** Start Data for this exercise **

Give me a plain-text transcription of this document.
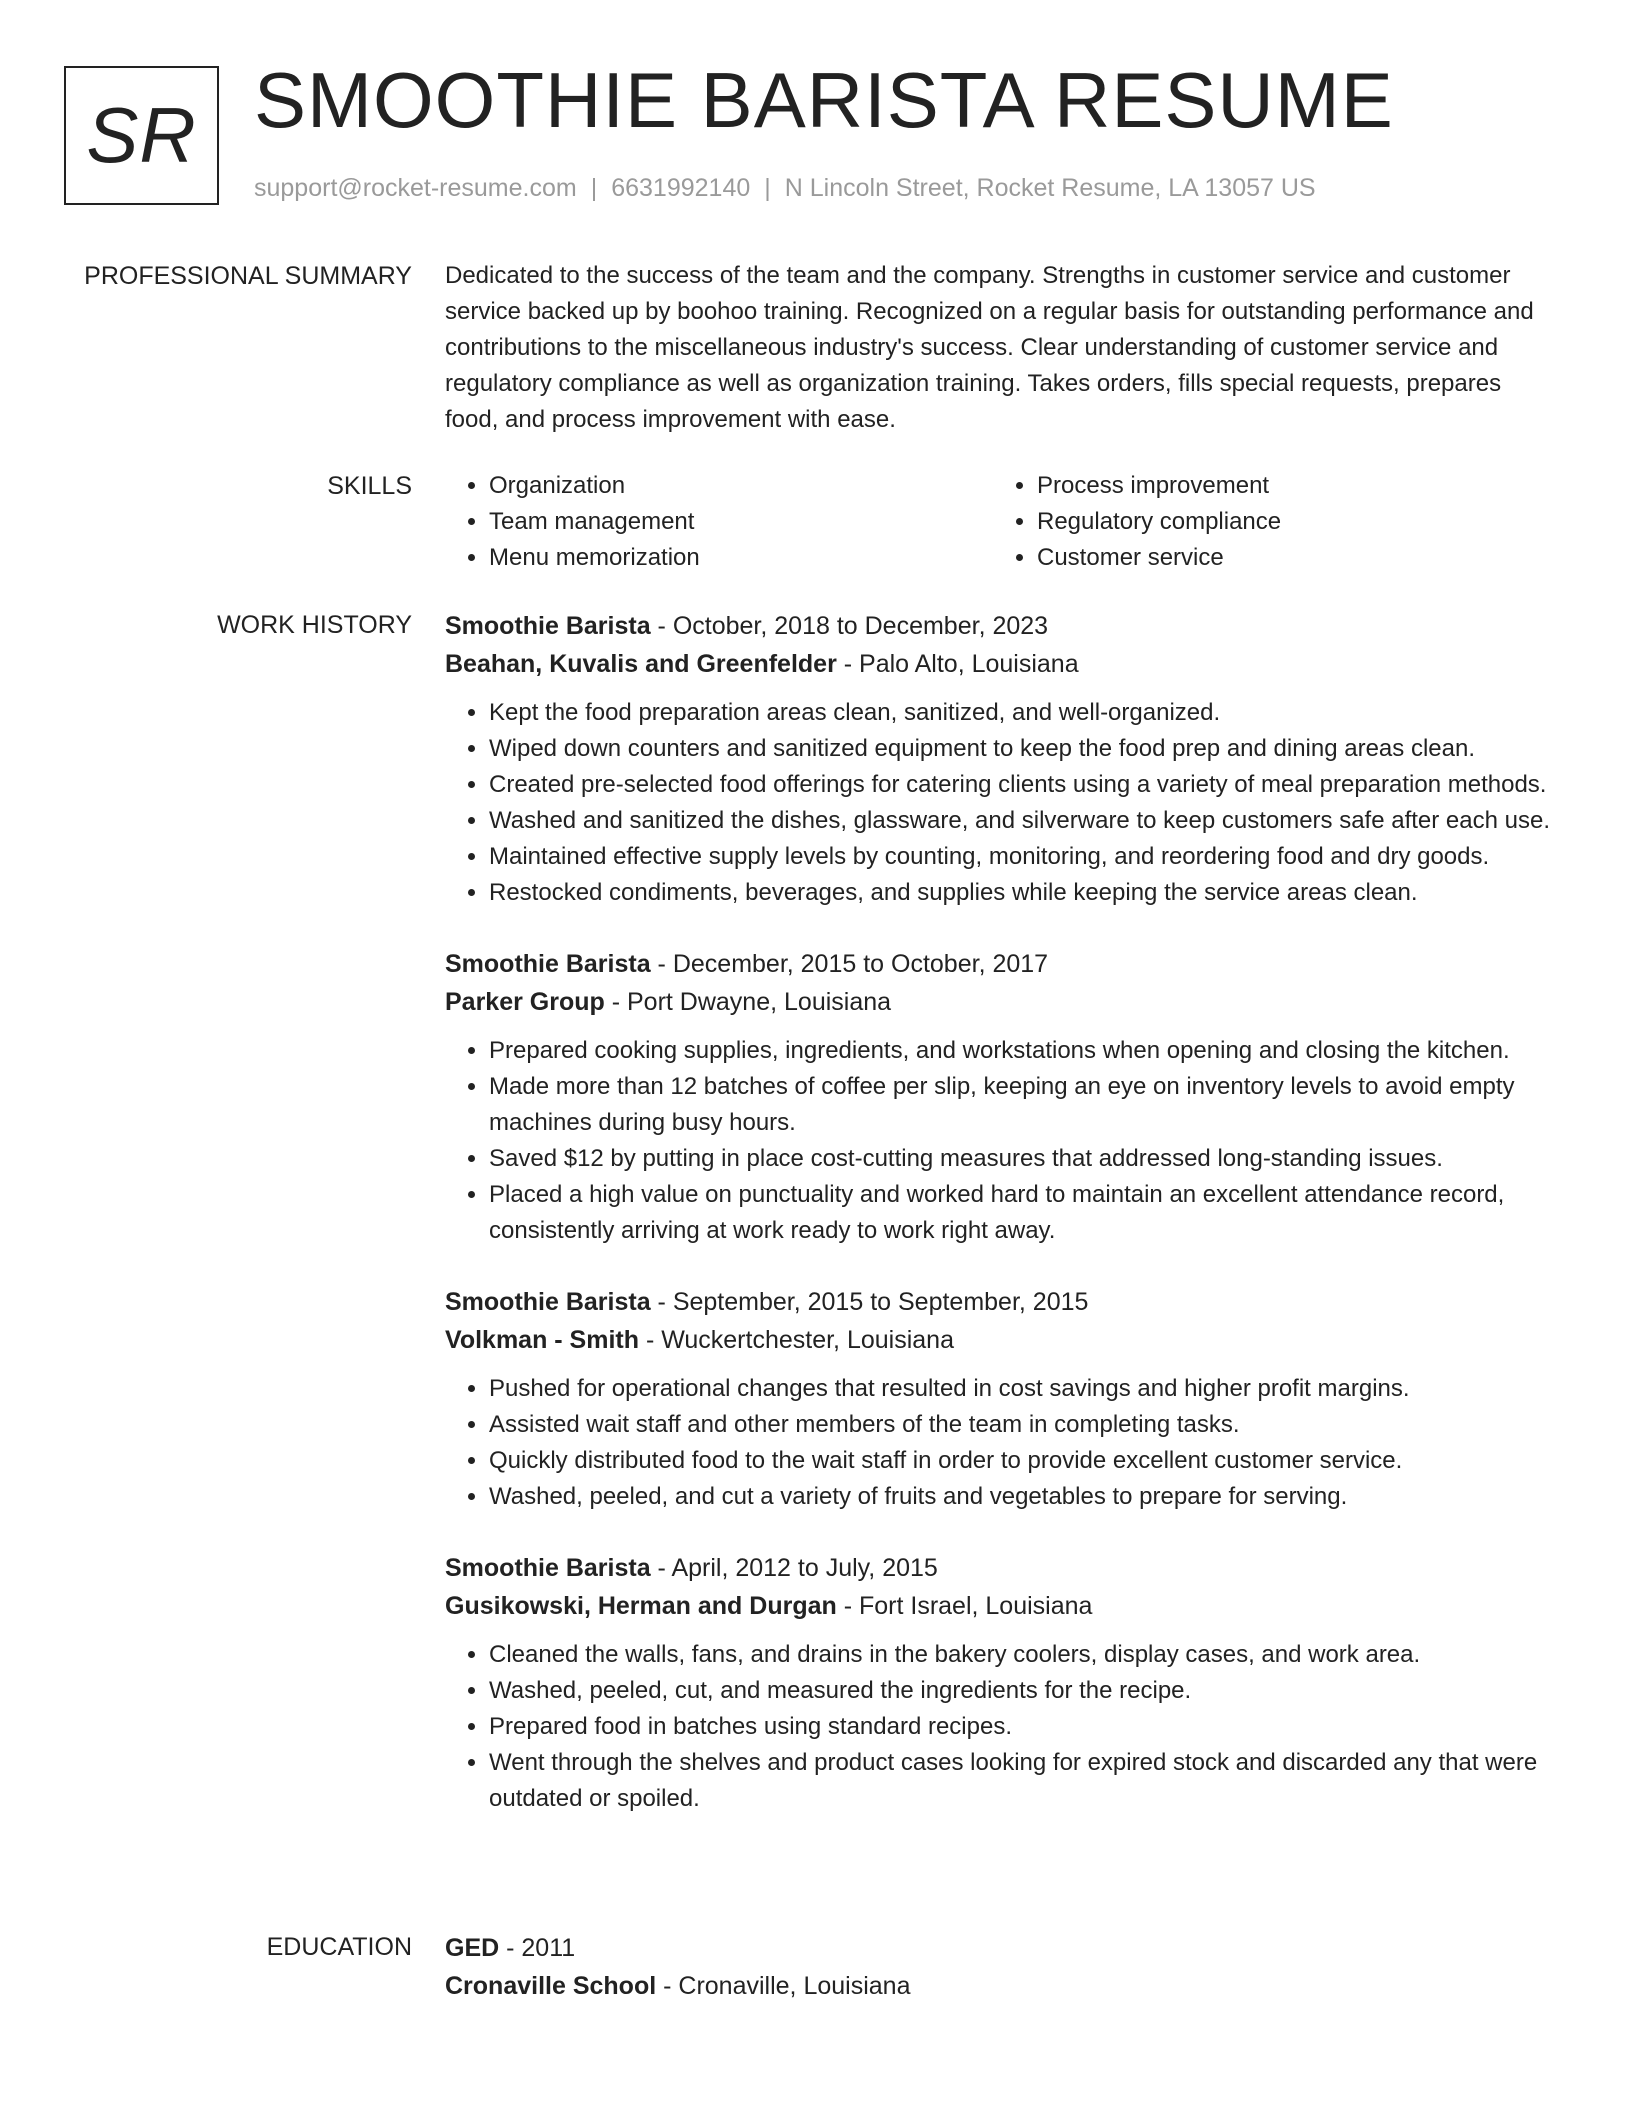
SR SMOOTHIE BARISTA RESUME
support@rocket-resume.com | 6631992140 | N Lincoln Street, Rocket Resume, LA 13057 US
PROFESSIONAL SUMMARY Dedicated to the success of the team and the company. Strengths in customer service and customer service backed up by boohoo training. Recognized on a regular basis for outstanding performance and contributions to the miscellaneous industry's success. Clear understanding of customer service and regulatory compliance as well as organization training. Takes orders, fills special requests, prepares food, and process improvement with ease.

SKILLS
•	Organization
• Team management
• Menu memorization
• Process improvement
• Regulatory compliance
• Customer service
WORK HISTORY Smoothie Barista - October, 2018 to December, 2023
Beahan, Kuvalis and Greenfelder - Palo Alto, Louisiana
• Kept the food preparation areas clean, sanitized, and well-organized.
• Wiped down counters and sanitized equipment to keep the food prep and dining areas clean.
• Created pre-selected food offerings for catering clients using a variety of meal preparation methods.
• Washed and sanitized the dishes, glassware, and silverware to keep customers safe after each use.
• Maintained effective supply levels by counting, monitoring, and reordering food and dry goods.
• Restocked condiments, beverages, and supplies while keeping the service areas clean.
Smoothie Barista - December, 2015 to October, 2017
Parker Group - Port Dwayne, Louisiana
• Prepared cooking supplies, ingredients, and workstations when opening and closing the kitchen.
• Made more than 12 batches of coffee per slip, keeping an eye on inventory levels to avoid empty machines during busy hours.
• Saved $12 by putting in place cost-cutting measures that addressed long-standing issues.
• Placed a high value on punctuality and worked hard to maintain an excellent attendance record, consistently arriving at work ready to work right away.
Smoothie Barista - September, 2015 to September, 2015
Volkman - Smith - Wuckertchester, Louisiana
• Pushed for operational changes that resulted in cost savings and higher profit margins.
• Assisted wait staff and other members of the team in completing tasks.
• Quickly distributed food to the wait staff in order to provide excellent customer service.
• Washed, peeled, and cut a variety of fruits and vegetables to prepare for serving.
Smoothie Barista - April, 2012 to July, 2015
Gusikowski, Herman and Durgan - Fort Israel, Louisiana
• Cleaned the walls, fans, and drains in the bakery coolers, display cases, and work area.
• Washed, peeled, cut, and measured the ingredients for the recipe.
• Prepared food in batches using standard recipes.
• Went through the shelves and product cases looking for expired stock and discarded any that were outdated or spoiled.
EDUCATION GED - 2011
Cronaville School - Cronaville, Louisiana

** End Data for this exercise **

_Problem requirements_
How many of the lines above hold the word "service"? Give only that number.

_Solution for this problem_
4